═════ Fragmento proporcionado ═════

La tensión en Irán por las revueltas de opositores al régimen de Teherán, así como la presión de Trump sobre Powell y los bancos para que reduzcan las comisiones de las tarjetas de crédito golpearon a los activos financieros globales, que registraron una jornada de caídas generalizadas.

La jornada estuvo marcada por la represión de las revueltas en Irán y las amenazas de Trump a Teherán, quien advirtió que impondría aranceles de 25% a los países que comercien con el régimen chiíta. Esta situación en la república islámica elevó el temor a una disrupción de su producción de petróleo, lo que presionó al alza el precio del crudo, con el WTI aumentando 3% hasta USD 61 el barril, el nivel más alto de las últimas doce semanas.

En la interna estadounidense, Donald Trump sumó un nuevo capítulo en su batalla contra las tarjetas de crédito. Luego de que el domingo presionara para bajar los intereses máximos de las tarjetas de crédito al 10%, ahora avanzó sobre las propias firmas de pago. En un mensaje en su red social –Truth–, el presidente de EE. UU. dio su apoyo a un proyecto de ley para impulsar la competencia y obligar a los grandes gigantes del sector, Visa y Mastercard, a recortar las comisiones que cobran a los comercios cada vez que alguien paga con tarjeta. Esto golpeó a las acciones de estas firmas, con caídas superiores al 5%.

La buena noticia del día fue el dato de inflación minorista de diciembre, que marcó un alza de 0,3% m/m, en línea con las expectativas del mercado, impulsado por el aumento de 0,4% m/m en el costo de vivienda, que representó la mayor contribución al incremento general. Por su parte, el IPC Core subió 0,2% m/m, por debajo de las previsiones de 0,3% m/m. En términos interanuales, el IPC acumuló un avance de 2,7%, igual que en noviembre y en línea con las proyecciones del mercado, en tanto que el IPC Core aumentó 2,6%, el menor incremento anual desde 2021.

═════ Registros extraídos ═════

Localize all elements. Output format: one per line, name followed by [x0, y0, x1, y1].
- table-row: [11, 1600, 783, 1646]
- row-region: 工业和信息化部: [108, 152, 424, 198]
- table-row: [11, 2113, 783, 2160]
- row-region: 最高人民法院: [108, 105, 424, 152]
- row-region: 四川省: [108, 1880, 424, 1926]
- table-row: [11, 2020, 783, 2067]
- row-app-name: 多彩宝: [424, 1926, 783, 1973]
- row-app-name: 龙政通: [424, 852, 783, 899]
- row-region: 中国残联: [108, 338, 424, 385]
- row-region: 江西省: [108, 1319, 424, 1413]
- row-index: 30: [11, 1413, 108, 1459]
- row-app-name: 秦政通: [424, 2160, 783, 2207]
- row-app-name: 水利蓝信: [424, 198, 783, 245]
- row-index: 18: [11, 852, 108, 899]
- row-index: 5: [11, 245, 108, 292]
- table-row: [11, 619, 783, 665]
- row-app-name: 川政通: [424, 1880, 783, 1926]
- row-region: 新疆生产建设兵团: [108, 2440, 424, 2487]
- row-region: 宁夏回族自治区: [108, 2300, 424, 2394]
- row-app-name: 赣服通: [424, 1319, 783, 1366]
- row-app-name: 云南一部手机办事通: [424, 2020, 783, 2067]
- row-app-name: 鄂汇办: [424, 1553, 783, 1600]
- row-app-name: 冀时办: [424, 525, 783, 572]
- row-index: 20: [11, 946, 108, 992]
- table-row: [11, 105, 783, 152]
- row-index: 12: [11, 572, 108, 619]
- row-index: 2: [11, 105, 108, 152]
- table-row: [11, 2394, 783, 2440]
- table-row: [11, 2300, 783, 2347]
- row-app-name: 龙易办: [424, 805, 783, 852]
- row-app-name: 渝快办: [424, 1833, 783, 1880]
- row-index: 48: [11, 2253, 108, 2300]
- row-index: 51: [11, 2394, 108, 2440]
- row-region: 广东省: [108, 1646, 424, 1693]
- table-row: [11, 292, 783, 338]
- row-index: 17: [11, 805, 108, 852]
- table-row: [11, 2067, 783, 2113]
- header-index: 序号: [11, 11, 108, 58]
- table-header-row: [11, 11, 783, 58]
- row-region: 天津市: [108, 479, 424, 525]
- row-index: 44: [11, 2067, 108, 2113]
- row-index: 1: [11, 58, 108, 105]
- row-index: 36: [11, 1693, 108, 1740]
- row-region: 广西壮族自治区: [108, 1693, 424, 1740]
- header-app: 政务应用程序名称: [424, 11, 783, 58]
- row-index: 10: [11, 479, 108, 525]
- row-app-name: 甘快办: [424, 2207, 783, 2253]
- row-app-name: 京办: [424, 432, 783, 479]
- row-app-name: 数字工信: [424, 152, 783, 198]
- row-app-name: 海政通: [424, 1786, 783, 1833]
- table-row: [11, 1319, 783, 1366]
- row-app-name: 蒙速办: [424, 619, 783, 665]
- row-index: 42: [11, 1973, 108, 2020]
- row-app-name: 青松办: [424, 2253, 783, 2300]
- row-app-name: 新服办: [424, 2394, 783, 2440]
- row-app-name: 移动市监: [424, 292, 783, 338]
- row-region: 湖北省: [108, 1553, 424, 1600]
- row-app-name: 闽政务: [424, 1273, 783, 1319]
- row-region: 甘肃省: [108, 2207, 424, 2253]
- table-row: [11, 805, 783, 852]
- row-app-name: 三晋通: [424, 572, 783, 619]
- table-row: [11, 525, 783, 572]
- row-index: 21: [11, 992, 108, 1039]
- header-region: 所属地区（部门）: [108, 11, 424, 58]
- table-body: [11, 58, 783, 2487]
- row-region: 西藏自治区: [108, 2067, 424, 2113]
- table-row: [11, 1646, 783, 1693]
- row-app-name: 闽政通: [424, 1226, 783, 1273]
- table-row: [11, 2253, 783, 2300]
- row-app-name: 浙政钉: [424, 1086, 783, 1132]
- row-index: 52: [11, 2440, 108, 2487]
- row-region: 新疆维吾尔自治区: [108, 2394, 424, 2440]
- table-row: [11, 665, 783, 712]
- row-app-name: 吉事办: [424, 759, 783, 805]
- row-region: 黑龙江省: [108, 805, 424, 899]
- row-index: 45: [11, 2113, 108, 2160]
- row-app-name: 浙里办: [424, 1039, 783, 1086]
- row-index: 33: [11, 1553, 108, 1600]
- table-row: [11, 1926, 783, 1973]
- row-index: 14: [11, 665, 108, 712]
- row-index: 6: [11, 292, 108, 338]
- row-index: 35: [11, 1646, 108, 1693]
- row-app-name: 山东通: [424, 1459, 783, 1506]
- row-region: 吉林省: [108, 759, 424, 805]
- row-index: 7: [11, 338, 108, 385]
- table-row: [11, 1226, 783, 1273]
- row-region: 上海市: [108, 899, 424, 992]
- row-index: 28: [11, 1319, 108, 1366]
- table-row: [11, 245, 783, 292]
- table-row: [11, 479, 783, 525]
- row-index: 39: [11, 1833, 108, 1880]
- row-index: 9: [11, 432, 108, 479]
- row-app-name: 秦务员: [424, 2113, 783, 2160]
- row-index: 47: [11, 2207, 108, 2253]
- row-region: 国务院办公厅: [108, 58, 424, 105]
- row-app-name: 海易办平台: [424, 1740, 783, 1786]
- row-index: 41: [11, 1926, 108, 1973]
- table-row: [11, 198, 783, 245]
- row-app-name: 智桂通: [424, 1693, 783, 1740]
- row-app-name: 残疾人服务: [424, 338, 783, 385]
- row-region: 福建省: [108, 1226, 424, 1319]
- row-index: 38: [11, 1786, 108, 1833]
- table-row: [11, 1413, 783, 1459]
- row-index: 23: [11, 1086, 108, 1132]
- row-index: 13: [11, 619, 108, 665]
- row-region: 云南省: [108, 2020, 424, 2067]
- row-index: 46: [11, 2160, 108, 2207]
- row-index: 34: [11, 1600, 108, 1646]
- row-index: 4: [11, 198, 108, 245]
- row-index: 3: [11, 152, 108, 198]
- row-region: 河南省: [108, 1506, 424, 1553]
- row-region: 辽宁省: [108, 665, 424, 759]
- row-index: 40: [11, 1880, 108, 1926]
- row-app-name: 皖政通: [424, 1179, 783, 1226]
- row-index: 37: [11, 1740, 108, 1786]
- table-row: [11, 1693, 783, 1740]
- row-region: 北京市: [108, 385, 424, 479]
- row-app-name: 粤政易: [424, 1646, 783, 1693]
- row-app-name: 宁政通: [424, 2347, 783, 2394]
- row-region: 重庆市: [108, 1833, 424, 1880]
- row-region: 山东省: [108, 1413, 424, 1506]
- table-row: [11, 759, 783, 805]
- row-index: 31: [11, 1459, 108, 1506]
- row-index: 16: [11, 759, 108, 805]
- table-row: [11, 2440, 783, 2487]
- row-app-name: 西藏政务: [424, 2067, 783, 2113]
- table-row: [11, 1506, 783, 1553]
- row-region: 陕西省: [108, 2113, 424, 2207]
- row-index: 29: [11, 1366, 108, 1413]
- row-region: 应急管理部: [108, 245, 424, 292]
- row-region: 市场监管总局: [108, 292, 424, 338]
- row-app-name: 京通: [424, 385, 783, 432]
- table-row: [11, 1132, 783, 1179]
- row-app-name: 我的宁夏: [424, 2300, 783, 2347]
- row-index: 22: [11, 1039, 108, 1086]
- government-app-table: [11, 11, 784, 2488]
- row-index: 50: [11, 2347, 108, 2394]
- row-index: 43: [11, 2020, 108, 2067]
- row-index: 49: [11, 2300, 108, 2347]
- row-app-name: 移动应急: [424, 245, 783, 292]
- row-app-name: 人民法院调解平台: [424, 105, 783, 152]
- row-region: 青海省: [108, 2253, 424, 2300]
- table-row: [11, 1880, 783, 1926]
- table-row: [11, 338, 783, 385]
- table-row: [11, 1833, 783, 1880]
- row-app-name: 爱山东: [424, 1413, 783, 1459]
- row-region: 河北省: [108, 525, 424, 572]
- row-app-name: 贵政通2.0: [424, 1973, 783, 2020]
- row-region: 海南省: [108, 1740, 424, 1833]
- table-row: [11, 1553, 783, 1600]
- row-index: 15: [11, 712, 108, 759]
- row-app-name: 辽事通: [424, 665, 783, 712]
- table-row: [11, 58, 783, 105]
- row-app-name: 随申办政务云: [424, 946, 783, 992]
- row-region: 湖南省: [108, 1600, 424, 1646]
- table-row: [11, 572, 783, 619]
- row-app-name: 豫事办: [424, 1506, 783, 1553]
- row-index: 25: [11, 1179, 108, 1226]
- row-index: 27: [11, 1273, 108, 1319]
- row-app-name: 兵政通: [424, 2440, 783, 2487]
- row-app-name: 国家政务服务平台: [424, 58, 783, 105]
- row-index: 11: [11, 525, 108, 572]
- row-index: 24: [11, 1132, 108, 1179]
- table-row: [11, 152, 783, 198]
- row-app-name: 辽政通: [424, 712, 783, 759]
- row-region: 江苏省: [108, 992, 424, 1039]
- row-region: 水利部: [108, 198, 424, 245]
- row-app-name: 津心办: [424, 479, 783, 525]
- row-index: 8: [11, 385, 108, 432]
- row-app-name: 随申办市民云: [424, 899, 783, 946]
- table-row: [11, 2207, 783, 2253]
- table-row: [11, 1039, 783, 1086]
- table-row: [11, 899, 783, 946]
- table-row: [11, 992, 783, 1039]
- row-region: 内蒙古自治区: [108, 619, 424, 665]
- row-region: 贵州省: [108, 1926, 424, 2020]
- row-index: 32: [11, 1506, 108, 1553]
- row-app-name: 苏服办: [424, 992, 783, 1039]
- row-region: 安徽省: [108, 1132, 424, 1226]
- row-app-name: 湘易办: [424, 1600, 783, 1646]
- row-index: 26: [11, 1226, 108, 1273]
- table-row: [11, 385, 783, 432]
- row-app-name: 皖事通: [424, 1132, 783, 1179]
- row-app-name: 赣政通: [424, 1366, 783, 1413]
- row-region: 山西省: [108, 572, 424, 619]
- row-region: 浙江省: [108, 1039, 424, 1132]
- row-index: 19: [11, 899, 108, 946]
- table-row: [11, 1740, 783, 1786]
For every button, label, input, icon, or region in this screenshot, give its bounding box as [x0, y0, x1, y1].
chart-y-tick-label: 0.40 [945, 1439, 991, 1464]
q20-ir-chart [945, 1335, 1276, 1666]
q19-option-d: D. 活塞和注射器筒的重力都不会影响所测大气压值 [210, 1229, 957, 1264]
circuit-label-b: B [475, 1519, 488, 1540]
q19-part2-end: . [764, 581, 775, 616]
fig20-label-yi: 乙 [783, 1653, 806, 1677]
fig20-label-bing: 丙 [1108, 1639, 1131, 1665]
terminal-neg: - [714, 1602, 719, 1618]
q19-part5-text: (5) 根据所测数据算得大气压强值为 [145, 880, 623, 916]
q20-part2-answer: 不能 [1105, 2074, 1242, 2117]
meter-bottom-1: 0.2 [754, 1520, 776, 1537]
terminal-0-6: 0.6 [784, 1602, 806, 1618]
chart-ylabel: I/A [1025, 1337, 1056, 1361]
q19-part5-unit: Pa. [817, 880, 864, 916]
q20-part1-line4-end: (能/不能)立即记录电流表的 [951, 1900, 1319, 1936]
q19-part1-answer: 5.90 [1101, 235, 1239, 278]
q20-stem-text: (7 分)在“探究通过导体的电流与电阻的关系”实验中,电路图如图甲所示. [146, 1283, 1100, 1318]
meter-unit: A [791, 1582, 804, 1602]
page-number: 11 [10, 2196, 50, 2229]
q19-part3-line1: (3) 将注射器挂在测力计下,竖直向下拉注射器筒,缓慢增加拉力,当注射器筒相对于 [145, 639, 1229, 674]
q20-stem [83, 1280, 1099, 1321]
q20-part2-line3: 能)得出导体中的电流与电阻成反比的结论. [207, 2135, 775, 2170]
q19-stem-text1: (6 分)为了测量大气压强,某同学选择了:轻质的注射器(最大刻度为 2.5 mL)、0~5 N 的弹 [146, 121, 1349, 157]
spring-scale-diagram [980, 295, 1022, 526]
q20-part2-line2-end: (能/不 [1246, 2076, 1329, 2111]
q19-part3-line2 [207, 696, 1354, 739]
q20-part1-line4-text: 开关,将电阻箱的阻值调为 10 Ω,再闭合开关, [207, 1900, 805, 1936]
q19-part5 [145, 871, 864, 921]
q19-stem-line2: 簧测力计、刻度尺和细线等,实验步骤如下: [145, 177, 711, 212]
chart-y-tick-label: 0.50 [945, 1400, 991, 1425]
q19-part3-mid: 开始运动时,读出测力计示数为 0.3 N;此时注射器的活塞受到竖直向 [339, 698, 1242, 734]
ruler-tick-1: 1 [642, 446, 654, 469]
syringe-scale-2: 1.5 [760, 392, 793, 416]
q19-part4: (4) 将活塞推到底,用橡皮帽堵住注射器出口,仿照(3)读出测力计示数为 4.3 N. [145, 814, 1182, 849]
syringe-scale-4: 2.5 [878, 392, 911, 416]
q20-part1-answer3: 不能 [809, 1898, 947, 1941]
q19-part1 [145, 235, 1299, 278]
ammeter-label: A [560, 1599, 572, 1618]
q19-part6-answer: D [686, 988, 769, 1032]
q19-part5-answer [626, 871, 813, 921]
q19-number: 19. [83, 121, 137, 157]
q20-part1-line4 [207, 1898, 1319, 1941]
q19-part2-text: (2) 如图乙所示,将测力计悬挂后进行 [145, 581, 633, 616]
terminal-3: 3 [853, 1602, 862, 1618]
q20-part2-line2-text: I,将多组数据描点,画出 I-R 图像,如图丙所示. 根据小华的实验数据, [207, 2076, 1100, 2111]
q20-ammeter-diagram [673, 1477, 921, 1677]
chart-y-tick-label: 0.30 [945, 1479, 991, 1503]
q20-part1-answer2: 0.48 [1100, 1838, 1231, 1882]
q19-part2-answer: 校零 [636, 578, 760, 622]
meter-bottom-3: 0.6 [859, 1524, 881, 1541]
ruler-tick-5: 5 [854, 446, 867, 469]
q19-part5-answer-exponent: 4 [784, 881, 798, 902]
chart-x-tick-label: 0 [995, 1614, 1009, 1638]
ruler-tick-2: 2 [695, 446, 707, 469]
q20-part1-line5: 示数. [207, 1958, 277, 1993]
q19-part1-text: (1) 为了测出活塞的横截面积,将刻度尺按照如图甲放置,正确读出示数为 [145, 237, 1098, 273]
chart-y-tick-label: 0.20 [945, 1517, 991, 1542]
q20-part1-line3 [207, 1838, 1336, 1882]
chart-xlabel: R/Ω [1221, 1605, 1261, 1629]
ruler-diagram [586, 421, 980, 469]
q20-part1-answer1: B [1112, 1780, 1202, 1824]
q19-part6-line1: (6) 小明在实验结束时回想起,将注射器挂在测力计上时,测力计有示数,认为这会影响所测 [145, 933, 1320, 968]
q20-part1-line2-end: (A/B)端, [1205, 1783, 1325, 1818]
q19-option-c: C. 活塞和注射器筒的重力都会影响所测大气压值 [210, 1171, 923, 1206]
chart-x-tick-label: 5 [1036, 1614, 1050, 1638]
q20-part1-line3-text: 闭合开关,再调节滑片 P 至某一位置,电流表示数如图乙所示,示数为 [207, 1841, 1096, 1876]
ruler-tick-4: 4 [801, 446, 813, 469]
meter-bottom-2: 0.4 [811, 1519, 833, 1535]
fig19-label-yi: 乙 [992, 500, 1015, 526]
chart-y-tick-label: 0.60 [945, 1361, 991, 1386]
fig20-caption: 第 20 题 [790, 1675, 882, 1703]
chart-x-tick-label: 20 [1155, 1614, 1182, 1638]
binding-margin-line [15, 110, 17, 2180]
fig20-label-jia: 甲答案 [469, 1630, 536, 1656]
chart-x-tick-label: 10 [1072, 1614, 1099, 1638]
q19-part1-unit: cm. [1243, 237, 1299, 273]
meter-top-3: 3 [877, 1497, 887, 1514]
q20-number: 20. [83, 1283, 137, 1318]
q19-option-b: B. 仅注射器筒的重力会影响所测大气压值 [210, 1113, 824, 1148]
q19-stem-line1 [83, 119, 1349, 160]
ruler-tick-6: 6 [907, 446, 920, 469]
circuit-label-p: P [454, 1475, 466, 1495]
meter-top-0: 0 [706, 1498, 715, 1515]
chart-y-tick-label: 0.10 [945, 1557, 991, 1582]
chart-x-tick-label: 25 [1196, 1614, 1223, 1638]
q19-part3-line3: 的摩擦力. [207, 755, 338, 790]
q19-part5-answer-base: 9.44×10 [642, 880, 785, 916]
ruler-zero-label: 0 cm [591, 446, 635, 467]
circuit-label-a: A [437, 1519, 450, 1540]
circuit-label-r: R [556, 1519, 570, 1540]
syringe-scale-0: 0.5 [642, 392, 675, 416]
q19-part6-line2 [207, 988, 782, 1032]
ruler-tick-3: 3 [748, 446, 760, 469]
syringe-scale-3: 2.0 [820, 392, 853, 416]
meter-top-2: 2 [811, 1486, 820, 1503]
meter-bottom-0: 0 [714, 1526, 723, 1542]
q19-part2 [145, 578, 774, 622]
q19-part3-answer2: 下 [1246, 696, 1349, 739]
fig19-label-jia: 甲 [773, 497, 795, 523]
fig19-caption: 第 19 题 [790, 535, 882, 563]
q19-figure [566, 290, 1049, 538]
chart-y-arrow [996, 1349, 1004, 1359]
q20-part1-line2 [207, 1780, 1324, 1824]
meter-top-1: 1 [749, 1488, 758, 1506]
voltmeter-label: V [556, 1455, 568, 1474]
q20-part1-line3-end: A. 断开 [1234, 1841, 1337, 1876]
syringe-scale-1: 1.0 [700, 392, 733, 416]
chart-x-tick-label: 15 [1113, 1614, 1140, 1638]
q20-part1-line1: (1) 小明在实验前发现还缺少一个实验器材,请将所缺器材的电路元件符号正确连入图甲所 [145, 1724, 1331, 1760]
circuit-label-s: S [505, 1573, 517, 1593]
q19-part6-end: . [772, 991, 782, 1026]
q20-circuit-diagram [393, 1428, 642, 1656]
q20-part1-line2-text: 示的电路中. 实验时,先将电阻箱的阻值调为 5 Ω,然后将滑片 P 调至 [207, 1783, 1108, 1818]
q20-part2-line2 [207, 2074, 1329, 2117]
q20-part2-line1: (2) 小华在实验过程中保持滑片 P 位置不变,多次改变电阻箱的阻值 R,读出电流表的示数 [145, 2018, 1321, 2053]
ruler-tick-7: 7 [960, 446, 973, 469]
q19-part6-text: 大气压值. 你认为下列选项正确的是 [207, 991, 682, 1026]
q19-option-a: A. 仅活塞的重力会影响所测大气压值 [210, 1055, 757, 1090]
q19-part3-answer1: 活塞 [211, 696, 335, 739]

═════

Tu objetivo:
Copia sin cambios el tramo de la nota sobre los mercados financieros que va desde "La jornada estuvo" hasta "últimas doce semanas.". Usa exclusivamente el texto como fuente.

Resultado del ejercicio:
La jornada estuvo marcada por la represión de las revueltas en Irán y las amenazas de Trump a Teherán, quien advirtió que impondría aranceles de 25% a los países que comercien con el régimen chiíta. Esta situación en la república islámica elevó el temor a una disrupción de su producción de petróleo, lo que presionó al alza el precio del crudo, con el WTI aumentando 3% hasta USD 61 el barril, el nivel más alto de las últimas doce semanas.